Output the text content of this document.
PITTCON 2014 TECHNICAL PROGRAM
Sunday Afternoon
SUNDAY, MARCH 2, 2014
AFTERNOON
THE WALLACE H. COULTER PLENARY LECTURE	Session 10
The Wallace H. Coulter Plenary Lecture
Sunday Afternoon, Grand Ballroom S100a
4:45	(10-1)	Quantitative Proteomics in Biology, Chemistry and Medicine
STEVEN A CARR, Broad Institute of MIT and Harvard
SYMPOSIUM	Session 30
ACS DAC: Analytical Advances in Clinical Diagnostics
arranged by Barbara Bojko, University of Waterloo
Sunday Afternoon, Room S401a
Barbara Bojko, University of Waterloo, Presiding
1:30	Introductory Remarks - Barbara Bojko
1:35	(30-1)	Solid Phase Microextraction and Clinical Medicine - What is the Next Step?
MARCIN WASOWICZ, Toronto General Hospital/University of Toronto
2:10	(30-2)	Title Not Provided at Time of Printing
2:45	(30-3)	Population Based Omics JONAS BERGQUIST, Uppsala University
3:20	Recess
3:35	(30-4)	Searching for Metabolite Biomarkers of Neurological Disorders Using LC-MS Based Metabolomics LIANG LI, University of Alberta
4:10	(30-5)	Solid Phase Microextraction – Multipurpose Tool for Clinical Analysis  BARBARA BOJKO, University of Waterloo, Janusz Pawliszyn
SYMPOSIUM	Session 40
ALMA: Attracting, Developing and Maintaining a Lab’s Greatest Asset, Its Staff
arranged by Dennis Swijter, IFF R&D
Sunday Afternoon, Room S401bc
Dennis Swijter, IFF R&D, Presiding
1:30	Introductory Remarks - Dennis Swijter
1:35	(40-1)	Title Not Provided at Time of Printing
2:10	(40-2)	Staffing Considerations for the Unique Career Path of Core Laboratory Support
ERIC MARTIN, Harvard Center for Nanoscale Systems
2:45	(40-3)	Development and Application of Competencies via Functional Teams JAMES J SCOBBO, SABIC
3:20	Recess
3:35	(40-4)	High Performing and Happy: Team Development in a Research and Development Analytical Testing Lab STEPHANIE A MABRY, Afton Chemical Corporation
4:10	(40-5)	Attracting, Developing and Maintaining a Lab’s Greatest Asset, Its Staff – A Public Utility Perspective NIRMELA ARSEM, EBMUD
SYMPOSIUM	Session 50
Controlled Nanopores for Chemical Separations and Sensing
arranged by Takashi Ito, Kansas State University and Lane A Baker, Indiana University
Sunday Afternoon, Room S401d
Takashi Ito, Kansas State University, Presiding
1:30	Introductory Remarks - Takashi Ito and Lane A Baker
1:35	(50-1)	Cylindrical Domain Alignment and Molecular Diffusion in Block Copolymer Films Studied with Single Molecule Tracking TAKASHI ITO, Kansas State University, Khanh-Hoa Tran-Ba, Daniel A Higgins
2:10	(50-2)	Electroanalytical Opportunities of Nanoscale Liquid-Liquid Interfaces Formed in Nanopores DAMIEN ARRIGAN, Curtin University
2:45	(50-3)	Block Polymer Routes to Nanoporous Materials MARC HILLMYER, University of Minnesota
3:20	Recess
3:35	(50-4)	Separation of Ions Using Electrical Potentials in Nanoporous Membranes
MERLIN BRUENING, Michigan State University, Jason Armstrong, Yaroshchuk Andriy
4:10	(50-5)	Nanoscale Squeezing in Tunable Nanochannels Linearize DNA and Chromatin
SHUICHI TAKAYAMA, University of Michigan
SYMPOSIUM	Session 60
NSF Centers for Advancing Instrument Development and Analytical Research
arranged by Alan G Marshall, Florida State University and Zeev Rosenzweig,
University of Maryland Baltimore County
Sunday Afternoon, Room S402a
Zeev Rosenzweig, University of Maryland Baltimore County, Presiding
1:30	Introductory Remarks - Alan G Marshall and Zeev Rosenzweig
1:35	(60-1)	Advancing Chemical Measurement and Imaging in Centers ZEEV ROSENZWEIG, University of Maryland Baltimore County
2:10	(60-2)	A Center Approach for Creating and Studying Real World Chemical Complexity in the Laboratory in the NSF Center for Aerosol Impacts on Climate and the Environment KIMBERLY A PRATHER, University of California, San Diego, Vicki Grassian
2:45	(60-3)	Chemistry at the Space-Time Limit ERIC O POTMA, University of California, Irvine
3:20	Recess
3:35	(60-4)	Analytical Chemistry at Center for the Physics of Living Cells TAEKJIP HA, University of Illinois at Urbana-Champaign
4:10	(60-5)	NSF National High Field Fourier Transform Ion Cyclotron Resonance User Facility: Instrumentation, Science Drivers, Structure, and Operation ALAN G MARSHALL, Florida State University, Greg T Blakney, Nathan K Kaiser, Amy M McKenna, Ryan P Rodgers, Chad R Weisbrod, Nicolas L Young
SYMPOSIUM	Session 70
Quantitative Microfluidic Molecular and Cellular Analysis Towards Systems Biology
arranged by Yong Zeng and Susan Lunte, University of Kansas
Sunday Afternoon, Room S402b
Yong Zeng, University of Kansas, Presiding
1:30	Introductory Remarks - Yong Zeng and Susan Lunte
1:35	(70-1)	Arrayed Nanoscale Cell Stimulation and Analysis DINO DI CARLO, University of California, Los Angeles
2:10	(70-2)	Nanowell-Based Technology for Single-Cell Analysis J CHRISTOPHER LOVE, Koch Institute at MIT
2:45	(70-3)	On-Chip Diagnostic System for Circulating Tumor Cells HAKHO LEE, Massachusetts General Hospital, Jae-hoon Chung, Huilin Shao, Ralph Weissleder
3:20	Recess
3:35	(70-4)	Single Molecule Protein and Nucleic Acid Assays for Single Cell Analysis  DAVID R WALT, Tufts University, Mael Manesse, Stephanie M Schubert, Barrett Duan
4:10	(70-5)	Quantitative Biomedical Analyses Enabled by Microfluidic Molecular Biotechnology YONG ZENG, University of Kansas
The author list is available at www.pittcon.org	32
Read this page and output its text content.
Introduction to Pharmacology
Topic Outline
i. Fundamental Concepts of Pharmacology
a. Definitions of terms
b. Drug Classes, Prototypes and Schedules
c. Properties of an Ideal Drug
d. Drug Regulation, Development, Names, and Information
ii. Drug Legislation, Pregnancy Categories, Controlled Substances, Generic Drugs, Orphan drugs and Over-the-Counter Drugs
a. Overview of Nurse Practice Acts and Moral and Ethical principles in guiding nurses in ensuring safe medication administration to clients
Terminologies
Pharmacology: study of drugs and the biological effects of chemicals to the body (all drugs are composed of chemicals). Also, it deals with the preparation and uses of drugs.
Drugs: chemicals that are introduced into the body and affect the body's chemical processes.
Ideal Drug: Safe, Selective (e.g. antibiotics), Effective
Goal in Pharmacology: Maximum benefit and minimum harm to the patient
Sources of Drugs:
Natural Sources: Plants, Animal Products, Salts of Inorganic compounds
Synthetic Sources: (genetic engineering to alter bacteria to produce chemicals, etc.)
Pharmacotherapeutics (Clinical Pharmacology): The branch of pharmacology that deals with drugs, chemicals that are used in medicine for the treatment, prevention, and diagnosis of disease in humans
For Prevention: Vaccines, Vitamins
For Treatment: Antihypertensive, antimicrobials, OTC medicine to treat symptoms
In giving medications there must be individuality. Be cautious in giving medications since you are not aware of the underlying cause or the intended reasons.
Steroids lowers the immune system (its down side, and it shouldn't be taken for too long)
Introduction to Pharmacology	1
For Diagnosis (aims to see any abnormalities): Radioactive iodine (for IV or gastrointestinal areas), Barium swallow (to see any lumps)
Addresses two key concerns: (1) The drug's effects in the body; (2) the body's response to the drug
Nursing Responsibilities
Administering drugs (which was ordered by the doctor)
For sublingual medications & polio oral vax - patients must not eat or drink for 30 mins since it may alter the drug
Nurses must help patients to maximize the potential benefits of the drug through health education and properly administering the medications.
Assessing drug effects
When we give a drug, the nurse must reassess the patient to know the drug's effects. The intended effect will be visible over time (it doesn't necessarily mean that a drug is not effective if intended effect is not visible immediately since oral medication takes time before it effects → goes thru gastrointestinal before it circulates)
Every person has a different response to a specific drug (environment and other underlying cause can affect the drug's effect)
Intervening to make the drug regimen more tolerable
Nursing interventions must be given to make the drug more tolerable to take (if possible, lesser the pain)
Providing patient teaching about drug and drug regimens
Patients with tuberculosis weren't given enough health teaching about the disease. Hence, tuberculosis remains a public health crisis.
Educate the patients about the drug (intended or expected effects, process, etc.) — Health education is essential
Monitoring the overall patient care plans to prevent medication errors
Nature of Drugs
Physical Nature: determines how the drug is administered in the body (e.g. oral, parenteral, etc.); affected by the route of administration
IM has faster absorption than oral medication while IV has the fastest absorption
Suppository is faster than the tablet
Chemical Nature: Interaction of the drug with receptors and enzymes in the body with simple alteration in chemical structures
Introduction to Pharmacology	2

# # # # # # #

» WORK TASK: Only the count, nothing else: how many lines of the records hold the word "Nature"?

» WRITTEN SOLUTION: 3